Figure record extracts
★ ★ ★ ★ ★
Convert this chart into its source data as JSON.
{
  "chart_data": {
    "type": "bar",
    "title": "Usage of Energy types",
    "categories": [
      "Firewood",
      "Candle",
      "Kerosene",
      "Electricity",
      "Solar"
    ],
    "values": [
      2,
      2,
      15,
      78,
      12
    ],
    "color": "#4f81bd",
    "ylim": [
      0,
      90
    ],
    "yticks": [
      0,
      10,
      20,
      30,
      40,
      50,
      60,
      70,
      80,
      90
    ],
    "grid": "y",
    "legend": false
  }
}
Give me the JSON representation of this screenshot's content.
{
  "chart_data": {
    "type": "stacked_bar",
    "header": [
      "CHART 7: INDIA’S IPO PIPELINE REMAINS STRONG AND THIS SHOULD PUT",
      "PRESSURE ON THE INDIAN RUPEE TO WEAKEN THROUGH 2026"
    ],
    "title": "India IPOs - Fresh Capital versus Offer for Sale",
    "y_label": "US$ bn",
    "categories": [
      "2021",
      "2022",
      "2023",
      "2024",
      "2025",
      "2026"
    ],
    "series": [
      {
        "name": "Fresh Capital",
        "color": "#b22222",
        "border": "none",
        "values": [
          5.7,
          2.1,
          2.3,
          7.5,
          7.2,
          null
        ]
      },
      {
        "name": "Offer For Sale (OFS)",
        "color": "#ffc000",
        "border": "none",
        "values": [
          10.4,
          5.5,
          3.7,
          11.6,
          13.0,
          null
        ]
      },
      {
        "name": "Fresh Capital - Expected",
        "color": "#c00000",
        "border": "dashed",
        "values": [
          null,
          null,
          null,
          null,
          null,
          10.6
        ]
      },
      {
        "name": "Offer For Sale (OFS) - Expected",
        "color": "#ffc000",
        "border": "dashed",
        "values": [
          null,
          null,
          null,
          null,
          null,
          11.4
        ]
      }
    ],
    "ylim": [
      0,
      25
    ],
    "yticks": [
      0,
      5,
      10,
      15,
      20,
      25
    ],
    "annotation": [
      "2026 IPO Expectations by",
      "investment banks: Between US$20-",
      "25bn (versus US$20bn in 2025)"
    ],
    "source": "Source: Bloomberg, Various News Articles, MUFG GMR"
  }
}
★ ★ ★ ★ ★
**THE EXERCISE:** Lines containing the word "Expected" must all be returned from the material above.

**REPLY:**
        "name": "Fresh Capital - Expected",
        "name": "Offer For Sale (OFS) - Expected",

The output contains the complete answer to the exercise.